ЗАДАНИЯ -
(1) Ответьте по воспоминаниям о деде:
(а) Кем работали родители автора?
(б) Куда уехала няня Настя вместе со своими родителями?
(в) Где ребята ели купленную колбасу?
(2) Подхватите воспоминания о деде и допишите продолжение, которое начинается сразу после фразы о чувстве тревоги от неизбежной расплаты.

ОТРЫВОК -
+++
Мой дед

               

          Детство я своё помню с пяти - шести лет, это 20-е годы (20 век). Жил я тогда с родителями в доме деда в селе Солотча недалеко от Рязани. Дед был священником, родители – учителями в сельской школе. То были годы разрухи и голода; многие селяне уезжали в Сибирь на свободные  плодородные земли. Уехала и моя няня Настя вместе со своими родителями. Помню эти слёзные проводы, казалось, расставались навсегда. Позднее они писали, что осели на плодородных омских землях, что урожаи хорошие, и что жизнь наладилась. Однако родные места тянули назад, и в середине 20-х годов они вернулись обратно в Солотчу.

    Жили мы тогда голодно. Хлеба не было, ели всё, что можно жевать. Собирали грибы, ягоды, мололи сушеные корни, какие-то семена, траву и из всего этого делали оладьи; жарили на лампадном масле. Но вкуса этих оладий я не запомнил, наверное, детям их все же не давали. Когда бывала картошка, то оладьи из её высушенной и истолченной кожуры  были уже роскошью. Толкли в деревянной ступе подвешенным на гибкой жердине пестом. Запомнилось, что ступа была точно такой, в какой летала сказочная Баба-Яга. Еще мы с ребятами ловили рыбу удочками, а иногда и бреднем. Добыча была, конечно, ерундовая, но дома она ценилась, особенно бабушкой, «ведь это Воля принёс». Я же неимоверно гордился – «добытчик».
    Но вот настали годы НЭПа, и постепенно люди начали оживать.  Из Рязани отец привозил необыкновенно вкусные пирожки, в продаже появились мука, крупы. В сельской лавке «У Карпова» даже висели круги  полукопченой  колбасы. Колбаса была мечтой нашей ребячьей компании, казалось, вкуснее ее уже ничего быть не может. И росло неодолимое желание ее заполучить и наесться досыта. В памяти был ещё совсем недавний голод. А было нам тогда по 7-8 лет, и купить эту колбасу мы не могли. Очевидно, было в таком желании что-то ненормальное, потому что голода в это время уже не было.
Подобные психические ненормальности наблюдались у некоторых людей, перенесших голод в блокадном Ленинграде. У одной такой знакомой ленинградской женщины обнаружили после ее смерти, уже после войны, на постели матрац, набитый сухарями; она на них спала. В остальном она была совершенно нормальным человеком.
   Дед мой, Федор Яковлевич Орлин, был человеком редкой доброты. Ему было уже под шестьдесят, и он всю жизнь служил церкви. Он никогда и никому не отказывал в помощи и не важно, кем был обращавшийся к нему человек по своему общественному положению. При этом он был настоящим ревнителем веры и старался жить по заповедям Христа. К деньгам относился равнодушно, их не копил и не берег. Часто они лежали у него на столе разбросанные и доступные каждому. И я это знал.
   «Колбасное» искушение было столь велико, что мой неокрепший разум его не выдержал, и я стащил с его стола червонец. Купленную колбасу мы с ребятами  ели, забравшись на колокольню, ели торопливо, кусками вместе со шкуркой. Радости, однако, это не принесло, наоборот росло чувство  тревоги от неизбежной расплаты.
+++
СОХРАНЁННЫЕ ЗАПИСИ -

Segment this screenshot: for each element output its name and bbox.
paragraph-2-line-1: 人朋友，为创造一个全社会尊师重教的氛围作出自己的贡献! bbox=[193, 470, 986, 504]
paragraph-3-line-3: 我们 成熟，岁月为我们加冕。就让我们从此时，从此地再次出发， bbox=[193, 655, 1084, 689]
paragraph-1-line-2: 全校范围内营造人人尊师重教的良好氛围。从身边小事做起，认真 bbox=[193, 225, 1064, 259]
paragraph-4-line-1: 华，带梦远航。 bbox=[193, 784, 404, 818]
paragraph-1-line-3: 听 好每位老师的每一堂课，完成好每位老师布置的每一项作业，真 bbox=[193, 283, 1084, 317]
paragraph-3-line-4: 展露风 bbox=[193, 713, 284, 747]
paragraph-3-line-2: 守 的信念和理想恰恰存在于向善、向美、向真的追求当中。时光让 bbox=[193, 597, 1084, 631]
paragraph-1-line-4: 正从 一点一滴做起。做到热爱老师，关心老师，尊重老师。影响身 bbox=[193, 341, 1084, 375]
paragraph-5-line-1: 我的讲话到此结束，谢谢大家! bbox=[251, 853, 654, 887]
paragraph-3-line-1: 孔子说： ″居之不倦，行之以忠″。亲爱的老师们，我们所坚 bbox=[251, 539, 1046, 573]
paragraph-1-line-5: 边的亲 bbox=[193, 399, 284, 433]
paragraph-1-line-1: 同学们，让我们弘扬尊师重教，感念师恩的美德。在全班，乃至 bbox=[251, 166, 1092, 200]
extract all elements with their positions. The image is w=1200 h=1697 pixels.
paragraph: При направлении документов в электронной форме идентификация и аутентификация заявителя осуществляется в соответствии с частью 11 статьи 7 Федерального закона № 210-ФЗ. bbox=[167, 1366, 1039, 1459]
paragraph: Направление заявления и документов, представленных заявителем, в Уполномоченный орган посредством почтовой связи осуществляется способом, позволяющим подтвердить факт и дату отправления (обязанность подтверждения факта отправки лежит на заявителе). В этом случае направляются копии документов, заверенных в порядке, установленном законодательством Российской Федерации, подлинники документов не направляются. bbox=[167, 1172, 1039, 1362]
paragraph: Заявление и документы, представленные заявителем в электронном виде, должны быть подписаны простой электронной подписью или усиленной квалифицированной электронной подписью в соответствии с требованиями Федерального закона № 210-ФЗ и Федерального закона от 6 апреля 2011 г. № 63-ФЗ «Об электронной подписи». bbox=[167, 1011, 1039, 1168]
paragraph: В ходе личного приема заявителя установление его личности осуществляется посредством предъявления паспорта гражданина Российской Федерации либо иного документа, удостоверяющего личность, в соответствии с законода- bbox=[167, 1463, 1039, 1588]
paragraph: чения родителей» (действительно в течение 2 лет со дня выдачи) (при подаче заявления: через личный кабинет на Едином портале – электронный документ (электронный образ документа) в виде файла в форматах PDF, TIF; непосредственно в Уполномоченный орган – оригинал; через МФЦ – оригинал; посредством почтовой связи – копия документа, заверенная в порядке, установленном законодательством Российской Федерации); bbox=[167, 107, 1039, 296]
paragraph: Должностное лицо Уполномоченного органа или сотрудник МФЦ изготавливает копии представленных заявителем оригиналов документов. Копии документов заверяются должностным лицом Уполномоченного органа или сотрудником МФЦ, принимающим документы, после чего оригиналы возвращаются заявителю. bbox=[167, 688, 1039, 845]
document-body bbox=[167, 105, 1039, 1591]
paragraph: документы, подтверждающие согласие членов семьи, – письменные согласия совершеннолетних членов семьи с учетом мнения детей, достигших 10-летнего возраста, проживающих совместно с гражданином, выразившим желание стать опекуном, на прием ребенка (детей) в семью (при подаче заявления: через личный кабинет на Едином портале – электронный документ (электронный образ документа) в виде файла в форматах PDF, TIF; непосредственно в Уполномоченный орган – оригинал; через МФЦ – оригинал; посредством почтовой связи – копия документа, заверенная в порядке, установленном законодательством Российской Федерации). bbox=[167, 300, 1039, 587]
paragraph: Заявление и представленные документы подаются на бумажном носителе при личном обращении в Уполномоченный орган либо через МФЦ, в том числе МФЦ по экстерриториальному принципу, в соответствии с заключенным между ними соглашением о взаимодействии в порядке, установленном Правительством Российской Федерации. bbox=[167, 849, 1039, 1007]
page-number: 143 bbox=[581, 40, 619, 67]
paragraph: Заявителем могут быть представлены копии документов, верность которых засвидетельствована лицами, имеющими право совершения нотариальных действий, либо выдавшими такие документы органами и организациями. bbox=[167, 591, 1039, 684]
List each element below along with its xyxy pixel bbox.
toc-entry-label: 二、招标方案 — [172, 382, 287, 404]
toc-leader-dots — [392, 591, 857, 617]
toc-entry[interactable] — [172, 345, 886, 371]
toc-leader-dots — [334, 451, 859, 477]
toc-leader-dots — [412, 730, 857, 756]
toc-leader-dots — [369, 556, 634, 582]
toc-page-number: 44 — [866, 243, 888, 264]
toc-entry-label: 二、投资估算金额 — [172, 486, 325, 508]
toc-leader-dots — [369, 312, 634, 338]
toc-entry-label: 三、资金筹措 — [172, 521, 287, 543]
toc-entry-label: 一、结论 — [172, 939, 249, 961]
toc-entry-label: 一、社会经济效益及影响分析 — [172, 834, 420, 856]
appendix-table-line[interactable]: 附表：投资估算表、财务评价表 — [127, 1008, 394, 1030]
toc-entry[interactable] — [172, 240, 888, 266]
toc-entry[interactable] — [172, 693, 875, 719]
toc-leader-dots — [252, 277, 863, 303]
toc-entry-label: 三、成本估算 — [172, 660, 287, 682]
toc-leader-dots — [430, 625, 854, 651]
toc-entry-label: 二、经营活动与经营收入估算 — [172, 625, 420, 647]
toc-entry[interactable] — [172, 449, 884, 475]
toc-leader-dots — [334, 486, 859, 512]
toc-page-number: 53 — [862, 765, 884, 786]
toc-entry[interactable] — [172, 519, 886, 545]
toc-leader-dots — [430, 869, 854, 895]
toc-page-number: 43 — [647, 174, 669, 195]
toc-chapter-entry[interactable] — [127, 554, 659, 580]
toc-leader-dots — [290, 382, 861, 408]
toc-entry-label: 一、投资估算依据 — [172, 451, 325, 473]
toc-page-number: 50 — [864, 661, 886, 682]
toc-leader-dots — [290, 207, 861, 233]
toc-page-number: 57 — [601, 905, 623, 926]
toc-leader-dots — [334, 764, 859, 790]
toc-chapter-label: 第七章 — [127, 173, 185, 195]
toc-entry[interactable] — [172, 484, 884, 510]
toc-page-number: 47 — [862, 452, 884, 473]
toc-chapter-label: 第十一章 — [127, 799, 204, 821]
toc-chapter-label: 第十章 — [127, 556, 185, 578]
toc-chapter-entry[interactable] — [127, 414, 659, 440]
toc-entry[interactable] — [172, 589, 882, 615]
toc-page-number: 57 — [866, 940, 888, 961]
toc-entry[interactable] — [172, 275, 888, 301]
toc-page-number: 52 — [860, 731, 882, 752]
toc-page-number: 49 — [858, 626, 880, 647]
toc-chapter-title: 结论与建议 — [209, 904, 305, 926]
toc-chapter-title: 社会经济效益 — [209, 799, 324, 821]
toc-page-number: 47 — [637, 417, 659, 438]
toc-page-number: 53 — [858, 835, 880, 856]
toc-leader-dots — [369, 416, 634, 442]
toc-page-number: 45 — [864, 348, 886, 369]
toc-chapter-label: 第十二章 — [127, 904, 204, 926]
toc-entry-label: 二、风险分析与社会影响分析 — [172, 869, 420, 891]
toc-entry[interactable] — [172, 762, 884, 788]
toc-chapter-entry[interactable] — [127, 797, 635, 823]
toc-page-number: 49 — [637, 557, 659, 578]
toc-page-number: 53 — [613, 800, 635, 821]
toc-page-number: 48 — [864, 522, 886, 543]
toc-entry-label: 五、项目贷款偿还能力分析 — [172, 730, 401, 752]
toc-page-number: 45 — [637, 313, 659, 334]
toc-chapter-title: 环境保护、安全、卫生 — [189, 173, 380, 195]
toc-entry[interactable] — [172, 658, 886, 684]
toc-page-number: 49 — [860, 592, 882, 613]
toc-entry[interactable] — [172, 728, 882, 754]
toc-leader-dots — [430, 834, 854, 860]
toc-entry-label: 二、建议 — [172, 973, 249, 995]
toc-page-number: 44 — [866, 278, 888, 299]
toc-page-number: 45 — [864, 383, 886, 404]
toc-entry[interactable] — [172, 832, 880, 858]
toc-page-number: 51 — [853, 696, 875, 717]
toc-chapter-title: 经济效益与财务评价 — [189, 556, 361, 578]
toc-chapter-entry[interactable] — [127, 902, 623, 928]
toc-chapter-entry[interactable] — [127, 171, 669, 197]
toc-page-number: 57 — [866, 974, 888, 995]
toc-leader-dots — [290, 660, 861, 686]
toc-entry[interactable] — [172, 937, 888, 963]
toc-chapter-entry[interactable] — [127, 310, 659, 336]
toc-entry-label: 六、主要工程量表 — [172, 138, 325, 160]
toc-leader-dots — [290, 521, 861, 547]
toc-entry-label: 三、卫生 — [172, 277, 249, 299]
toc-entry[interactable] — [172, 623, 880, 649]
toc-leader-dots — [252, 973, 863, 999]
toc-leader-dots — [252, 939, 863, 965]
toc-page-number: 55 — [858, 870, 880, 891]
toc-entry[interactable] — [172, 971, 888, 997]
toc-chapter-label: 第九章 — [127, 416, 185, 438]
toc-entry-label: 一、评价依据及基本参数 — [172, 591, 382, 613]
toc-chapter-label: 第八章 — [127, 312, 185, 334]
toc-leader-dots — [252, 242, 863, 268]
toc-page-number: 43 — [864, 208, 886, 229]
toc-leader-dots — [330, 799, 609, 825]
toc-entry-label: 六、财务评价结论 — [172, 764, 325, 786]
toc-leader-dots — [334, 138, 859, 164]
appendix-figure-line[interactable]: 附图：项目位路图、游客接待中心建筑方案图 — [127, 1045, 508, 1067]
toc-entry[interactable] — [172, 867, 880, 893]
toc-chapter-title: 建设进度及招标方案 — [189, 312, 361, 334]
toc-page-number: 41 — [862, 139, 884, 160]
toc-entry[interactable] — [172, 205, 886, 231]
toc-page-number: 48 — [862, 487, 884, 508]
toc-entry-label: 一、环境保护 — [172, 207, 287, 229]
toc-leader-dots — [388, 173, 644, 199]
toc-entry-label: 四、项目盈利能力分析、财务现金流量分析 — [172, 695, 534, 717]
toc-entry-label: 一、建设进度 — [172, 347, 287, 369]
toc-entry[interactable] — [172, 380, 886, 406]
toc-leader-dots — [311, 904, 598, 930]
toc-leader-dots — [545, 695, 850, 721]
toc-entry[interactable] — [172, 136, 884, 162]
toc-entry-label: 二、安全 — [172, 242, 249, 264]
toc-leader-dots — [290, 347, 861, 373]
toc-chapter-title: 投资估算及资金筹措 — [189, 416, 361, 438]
+++
ОТВЕТЫ -
(1)
(а) Учителями в сельской школе.
(б) В Сибирь, где они осели на плодородных омских землях.
(в) На колокольне.

(2)
Вычислили меня быстро, и отец расправился со мной жестоко. Он беспощадно выпорол меня во дворе ремнем по голому заду, причем со злостью. Было больно, очень больно. Но еще больней было от чего-то другого, необъяснимого. Очевидно, это было чувство греха и стыда за содеянное. Но наказание этим не ограничилось. Мне запретили выходить за пределы двора, все родные перестали со мной разговаривать. Меня просто не замечали, не отвечали на мои обращения; встречаясь, проходили как мимо пустого места. И даже бабушка, у которой я был любимым внуком, молча, смотрела на меня грустными глазами и также молча кормила. Было невыносимо тяжело. Ведь дед был всегда так добр и заботлив ко мне, внушал мне христианские заповеди, среди которых была и «не укради». Казалось, что грех мой настолько велик, что прощения не будет никогда. И я не знал что же мне делать; ходил по двору, забиваясь в темные углы, и все думал, думал… Но ничего придумать не мог. Теперь-то я знаю, что взрослые все это время не спускали с меня глаз.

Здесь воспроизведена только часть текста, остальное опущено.